TASK STATEMENT: Reproduce every entry in the listing without alteration.

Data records
□ □ □ □ □

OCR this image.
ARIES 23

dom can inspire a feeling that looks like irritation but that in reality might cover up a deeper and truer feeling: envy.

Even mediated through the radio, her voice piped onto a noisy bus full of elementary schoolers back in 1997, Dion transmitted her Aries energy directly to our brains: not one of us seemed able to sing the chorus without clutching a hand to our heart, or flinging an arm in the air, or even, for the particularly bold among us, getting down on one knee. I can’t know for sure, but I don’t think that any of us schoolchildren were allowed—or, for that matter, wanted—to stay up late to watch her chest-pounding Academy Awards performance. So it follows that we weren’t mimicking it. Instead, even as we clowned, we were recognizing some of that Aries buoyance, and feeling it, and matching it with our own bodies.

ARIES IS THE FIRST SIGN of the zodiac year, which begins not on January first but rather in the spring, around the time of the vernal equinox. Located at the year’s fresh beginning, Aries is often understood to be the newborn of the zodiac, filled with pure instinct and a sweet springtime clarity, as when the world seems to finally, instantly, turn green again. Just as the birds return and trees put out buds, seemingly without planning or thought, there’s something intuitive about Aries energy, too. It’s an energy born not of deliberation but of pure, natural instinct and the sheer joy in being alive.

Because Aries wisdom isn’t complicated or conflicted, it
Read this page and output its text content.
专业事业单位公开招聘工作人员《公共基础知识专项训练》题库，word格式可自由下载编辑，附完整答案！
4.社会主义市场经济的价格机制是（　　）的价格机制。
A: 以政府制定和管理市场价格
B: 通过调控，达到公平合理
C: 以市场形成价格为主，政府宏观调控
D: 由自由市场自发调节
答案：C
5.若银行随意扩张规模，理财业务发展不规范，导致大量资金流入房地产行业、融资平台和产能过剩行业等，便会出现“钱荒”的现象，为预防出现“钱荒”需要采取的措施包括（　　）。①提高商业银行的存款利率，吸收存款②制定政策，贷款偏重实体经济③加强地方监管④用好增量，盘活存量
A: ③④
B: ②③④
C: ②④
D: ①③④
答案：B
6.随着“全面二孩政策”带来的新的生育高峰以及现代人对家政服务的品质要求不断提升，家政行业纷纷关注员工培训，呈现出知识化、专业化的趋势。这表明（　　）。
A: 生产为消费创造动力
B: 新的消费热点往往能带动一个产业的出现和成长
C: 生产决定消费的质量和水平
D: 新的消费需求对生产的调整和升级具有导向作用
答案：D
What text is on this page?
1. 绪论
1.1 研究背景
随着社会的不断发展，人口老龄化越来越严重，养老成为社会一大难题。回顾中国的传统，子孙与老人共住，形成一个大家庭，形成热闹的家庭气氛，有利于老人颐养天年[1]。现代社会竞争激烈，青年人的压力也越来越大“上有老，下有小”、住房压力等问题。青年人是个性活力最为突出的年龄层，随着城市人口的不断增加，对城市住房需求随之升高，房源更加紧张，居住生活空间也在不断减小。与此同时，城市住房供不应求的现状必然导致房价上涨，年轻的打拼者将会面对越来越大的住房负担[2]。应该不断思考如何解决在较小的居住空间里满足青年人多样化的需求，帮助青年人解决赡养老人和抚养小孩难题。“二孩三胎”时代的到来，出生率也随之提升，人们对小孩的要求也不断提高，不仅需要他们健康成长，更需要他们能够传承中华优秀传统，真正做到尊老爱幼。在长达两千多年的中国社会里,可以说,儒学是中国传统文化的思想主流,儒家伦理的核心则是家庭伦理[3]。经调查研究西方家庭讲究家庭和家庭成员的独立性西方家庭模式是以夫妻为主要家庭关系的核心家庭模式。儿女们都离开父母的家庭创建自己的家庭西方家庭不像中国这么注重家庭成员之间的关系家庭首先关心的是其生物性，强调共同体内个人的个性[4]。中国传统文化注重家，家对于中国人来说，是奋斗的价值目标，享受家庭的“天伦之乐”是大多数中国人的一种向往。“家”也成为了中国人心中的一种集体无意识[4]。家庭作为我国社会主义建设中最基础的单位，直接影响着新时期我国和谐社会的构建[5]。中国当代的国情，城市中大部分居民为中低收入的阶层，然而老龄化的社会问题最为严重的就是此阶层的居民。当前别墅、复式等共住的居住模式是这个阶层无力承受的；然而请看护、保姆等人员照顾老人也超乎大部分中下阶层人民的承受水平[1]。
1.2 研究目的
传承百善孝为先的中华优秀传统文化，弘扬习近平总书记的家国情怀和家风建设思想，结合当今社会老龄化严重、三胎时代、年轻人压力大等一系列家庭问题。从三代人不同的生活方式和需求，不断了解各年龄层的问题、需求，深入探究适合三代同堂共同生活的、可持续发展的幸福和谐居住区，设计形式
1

□ □ □ □ □

REPLY TO THE TASK:
OCR this image.
ARIES 23

dom can inspire a feeling that looks like irritation but that in reality might cover up a deeper and truer feeling: envy.

Even mediated through the radio, her voice piped onto a noisy bus full of elementary schoolers back in 1997, Dion transmitted her Aries energy directly to our brains: not one of us seemed able to sing the chorus without clutching a hand to our heart, or flinging an arm in the air, or even, for the particularly bold among us, getting down on one knee. I can’t know for sure, but I don’t think that any of us schoolchildren were allowed—or, for that matter, wanted—to stay up late to watch her chest-pounding Academy Awards performance. So it follows that we weren’t mimicking it. Instead, even as we clowned, we were recognizing some of that Aries buoyance, and feeling it, and matching it with our own bodies.

ARIES IS THE FIRST SIGN of the zodiac year, which begins not on January first but rather in the spring, around the time of the vernal equinox. Located at the year’s fresh beginning, Aries is often understood to be the newborn of the zodiac, filled with pure instinct and a sweet springtime clarity, as when the world seems to finally, instantly, turn green again. Just as the birds return and trees put out buds, seemingly without planning or thought, there’s something intuitive about Aries energy, too. It’s an energy born not of deliberation but of pure, natural instinct and the sheer joy in being alive.

Because Aries wisdom isn’t complicated or conflicted, it
Read this page and output its text content.
专业事业单位公开招聘工作人员《公共基础知识专项训练》题库，word格式可自由下载编辑，附完整答案！
4.社会主义市场经济的价格机制是（　　）的价格机制。
A: 以政府制定和管理市场价格
B: 通过调控，达到公平合理
C: 以市场形成价格为主，政府宏观调控
D: 由自由市场自发调节
答案：C
5.若银行随意扩张规模，理财业务发展不规范，导致大量资金流入房地产行业、融资平台和产能过剩行业等，便会出现“钱荒”的现象，为预防出现“钱荒”需要采取的措施包括（　　）。①提高商业银行的存款利率，吸收存款②制定政策，贷款偏重实体经济③加强地方监管④用好增量，盘活存量
A: ③④
B: ②③④
C: ②④
D: ①③④
答案：B
6.随着“全面二孩政策”带来的新的生育高峰以及现代人对家政服务的品质要求不断提升，家政行业纷纷关注员工培训，呈现出知识化、专业化的趋势。这表明（　　）。
A: 生产为消费创造动力
B: 新的消费热点往往能带动一个产业的出现和成长
C: 生产决定消费的质量和水平
D: 新的消费需求对生产的调整和升级具有导向作用
答案：D
What text is on this page?
1. 绪论
1.1 研究背景
随着社会的不断发展，人口老龄化越来越严重，养老成为社会一大难题。回顾中国的传统，子孙与老人共住，形成一个大家庭，形成热闹的家庭气氛，有利于老人颐养天年[1]。现代社会竞争激烈，青年人的压力也越来越大“上有老，下有小”、住房压力等问题。青年人是个性活力最为突出的年龄层，随着城市人口的不断增加，对城市住房需求随之升高，房源更加紧张，居住生活空间也在不断减小。与此同时，城市住房供不应求的现状必然导致房价上涨，年轻的打拼者将会面对越来越大的住房负担[2]。应该不断思考如何解决在较小的居住空间里满足青年人多样化的需求，帮助青年人解决赡养老人和抚养小孩难题。“二孩三胎”时代的到来，出生率也随之提升，人们对小孩的要求也不断提高，不仅需要他们健康成长，更需要他们能够传承中华优秀传统，真正做到尊老爱幼。在长达两千多年的中国社会里,可以说,儒学是中国传统文化的思想主流,儒家伦理的核心则是家庭伦理[3]。经调查研究西方家庭讲究家庭和家庭成员的独立性西方家庭模式是以夫妻为主要家庭关系的核心家庭模式。儿女们都离开父母的家庭创建自己的家庭西方家庭不像中国这么注重家庭成员之间的关系家庭首先关心的是其生物性，强调共同体内个人的个性[4]。中国传统文化注重家，家对于中国人来说，是奋斗的价值目标，享受家庭的“天伦之乐”是大多数中国人的一种向往。“家”也成为了中国人心中的一种集体无意识[4]。家庭作为我国社会主义建设中最基础的单位，直接影响着新时期我国和谐社会的构建[5]。中国当代的国情，城市中大部分居民为中低收入的阶层，然而老龄化的社会问题最为严重的就是此阶层的居民。当前别墅、复式等共住的居住模式是这个阶层无力承受的；然而请看护、保姆等人员照顾老人也超乎大部分中下阶层人民的承受水平[1]。
1.2 研究目的
传承百善孝为先的中华优秀传统文化，弘扬习近平总书记的家国情怀和家风建设思想，结合当今社会老龄化严重、三胎时代、年轻人压力大等一系列家庭问题。从三代人不同的生活方式和需求，不断了解各年龄层的问题、需求，深入探究适合三代同堂共同生活的、可持续发展的幸福和谐居住区，设计形式
1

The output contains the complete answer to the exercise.